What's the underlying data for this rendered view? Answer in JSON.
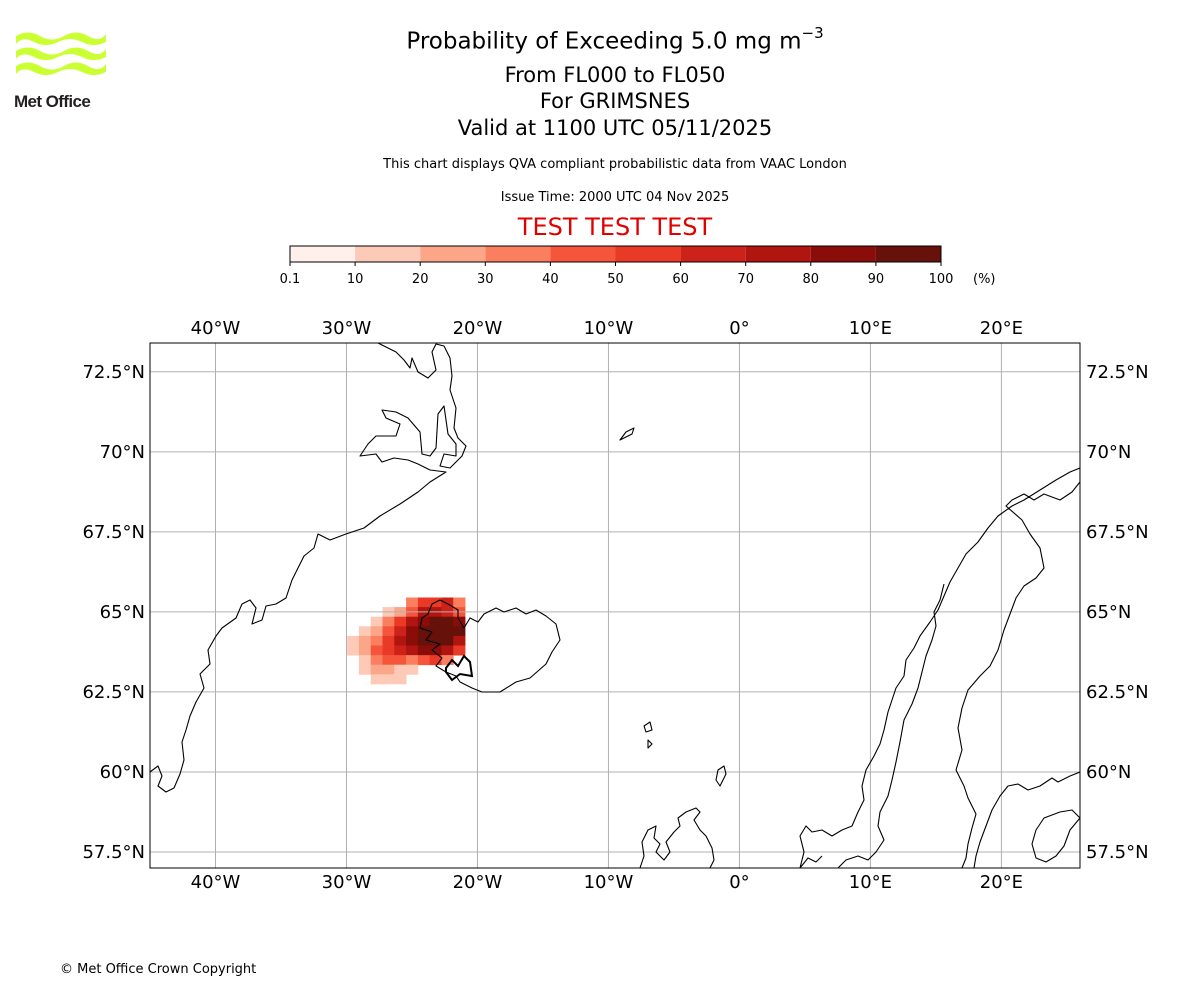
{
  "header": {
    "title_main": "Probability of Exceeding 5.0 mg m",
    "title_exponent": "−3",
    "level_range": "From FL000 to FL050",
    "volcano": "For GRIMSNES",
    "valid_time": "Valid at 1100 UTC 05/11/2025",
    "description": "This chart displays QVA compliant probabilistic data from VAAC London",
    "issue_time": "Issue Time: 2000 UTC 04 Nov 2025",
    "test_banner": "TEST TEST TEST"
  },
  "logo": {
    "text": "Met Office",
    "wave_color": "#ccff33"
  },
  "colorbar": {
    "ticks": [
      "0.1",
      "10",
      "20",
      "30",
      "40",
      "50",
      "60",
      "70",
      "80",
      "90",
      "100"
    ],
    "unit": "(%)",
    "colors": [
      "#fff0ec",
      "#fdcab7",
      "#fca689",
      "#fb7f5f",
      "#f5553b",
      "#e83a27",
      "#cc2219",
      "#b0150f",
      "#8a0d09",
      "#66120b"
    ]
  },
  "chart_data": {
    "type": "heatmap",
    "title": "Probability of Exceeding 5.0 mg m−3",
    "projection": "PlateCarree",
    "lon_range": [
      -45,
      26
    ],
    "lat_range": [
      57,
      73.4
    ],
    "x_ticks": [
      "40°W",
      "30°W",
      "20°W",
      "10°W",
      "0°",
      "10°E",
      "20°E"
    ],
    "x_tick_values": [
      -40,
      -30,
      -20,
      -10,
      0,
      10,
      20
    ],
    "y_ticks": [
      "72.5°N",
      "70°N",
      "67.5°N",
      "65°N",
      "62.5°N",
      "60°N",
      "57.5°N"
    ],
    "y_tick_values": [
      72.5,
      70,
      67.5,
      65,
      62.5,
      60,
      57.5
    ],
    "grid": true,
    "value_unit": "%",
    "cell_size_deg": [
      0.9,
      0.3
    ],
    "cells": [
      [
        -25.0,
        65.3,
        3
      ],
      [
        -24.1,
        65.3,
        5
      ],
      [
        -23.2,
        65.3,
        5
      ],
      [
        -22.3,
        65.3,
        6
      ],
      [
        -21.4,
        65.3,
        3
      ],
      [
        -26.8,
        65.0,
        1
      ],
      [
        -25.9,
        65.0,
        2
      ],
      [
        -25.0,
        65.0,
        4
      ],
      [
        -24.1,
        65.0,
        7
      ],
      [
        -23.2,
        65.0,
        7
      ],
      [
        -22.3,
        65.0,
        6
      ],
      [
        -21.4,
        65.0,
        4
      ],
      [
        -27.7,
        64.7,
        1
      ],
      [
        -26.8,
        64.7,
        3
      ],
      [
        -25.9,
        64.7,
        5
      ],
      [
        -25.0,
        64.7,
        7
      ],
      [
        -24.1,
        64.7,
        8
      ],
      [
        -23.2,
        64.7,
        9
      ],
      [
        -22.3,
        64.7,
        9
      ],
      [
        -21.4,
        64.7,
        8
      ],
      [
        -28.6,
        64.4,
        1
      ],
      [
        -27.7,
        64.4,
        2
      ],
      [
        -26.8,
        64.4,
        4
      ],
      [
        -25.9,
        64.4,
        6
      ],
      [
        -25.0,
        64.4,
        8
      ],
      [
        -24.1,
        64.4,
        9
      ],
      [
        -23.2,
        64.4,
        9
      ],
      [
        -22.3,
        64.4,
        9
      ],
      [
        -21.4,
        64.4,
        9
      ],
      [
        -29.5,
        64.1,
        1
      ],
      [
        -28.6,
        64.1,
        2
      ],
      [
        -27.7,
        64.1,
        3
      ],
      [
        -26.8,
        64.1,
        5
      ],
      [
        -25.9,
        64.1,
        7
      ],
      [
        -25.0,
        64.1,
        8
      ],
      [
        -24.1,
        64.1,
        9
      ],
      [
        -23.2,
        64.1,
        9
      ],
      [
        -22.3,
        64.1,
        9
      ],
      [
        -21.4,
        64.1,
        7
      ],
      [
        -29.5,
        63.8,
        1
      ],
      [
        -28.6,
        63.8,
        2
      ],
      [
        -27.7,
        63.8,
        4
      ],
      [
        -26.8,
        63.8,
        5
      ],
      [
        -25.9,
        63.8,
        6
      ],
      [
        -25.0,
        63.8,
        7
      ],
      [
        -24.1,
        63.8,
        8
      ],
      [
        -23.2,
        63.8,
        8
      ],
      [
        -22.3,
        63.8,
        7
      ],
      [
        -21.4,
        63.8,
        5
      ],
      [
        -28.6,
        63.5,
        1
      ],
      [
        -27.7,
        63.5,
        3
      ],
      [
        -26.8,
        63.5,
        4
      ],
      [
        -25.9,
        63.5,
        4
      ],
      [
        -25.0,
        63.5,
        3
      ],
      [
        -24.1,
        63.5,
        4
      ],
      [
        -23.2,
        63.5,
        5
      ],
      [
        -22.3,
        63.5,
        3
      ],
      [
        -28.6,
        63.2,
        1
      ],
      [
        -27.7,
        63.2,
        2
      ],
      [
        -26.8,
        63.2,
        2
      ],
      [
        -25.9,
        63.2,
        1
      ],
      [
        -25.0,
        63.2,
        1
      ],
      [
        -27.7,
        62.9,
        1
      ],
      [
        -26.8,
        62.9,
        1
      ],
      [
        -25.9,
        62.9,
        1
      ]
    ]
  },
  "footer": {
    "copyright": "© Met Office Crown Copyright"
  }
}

##############################

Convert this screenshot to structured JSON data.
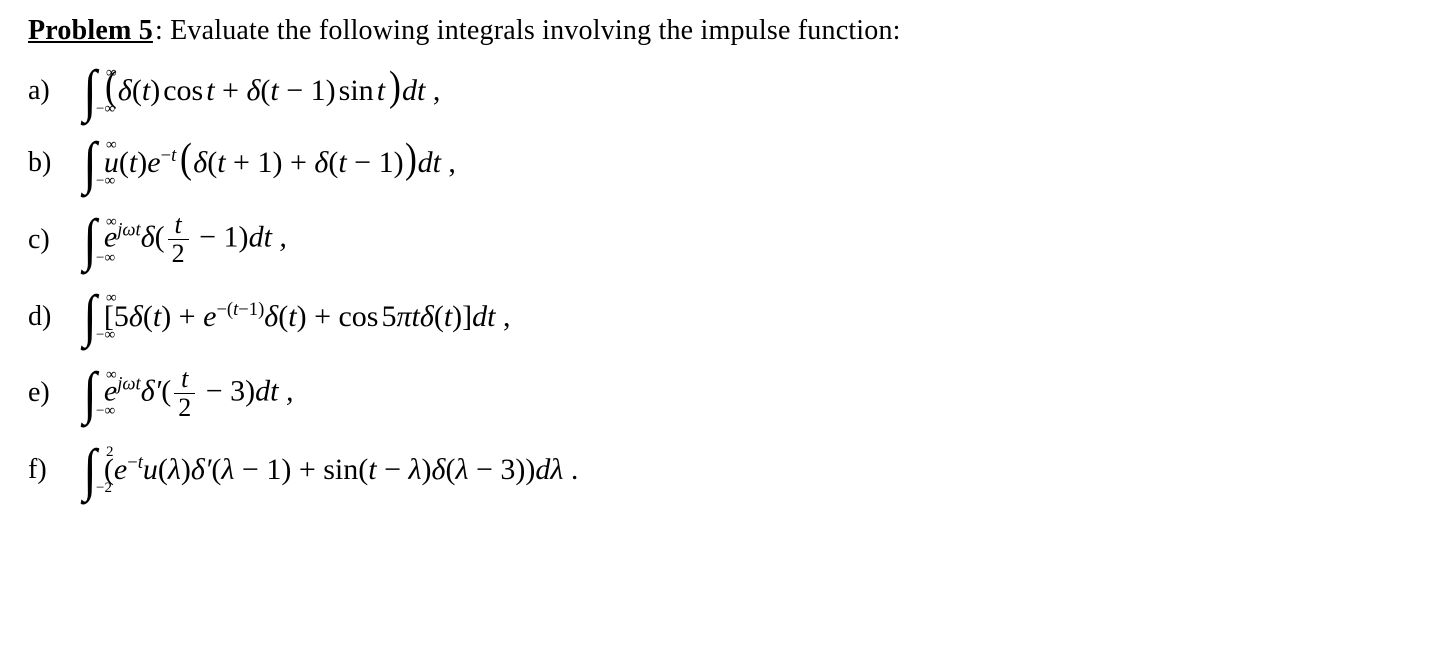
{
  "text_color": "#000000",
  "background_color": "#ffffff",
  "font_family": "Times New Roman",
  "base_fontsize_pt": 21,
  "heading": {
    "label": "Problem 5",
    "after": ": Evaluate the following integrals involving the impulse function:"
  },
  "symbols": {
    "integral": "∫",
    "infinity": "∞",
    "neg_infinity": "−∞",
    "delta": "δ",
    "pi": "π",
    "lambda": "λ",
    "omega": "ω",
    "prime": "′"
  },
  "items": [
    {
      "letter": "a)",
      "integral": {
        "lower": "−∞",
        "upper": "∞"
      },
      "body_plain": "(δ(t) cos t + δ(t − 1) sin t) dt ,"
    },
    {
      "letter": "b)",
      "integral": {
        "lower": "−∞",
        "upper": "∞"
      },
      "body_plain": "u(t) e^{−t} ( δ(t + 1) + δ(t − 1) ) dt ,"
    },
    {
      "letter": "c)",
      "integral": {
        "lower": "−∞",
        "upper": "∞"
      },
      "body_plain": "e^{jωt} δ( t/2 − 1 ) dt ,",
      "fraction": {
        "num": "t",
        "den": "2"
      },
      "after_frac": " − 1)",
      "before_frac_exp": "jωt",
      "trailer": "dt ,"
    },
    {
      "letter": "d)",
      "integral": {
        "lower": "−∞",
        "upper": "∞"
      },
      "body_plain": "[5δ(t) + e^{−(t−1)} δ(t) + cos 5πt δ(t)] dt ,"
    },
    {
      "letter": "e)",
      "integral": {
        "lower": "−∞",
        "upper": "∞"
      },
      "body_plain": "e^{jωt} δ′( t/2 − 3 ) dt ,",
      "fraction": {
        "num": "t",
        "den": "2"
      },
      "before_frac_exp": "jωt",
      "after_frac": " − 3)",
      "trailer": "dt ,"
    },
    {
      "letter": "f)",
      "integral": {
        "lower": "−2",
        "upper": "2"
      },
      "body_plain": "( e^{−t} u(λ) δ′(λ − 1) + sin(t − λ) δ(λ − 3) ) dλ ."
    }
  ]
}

##############################

Task to complete:
Reproduce every line from the entries that holds the word "Probability".

Written response:
    "title_main": "Probability of Exceeding 5.0 mg m",
    "title": "Probability of Exceeding 5.0 mg m−3",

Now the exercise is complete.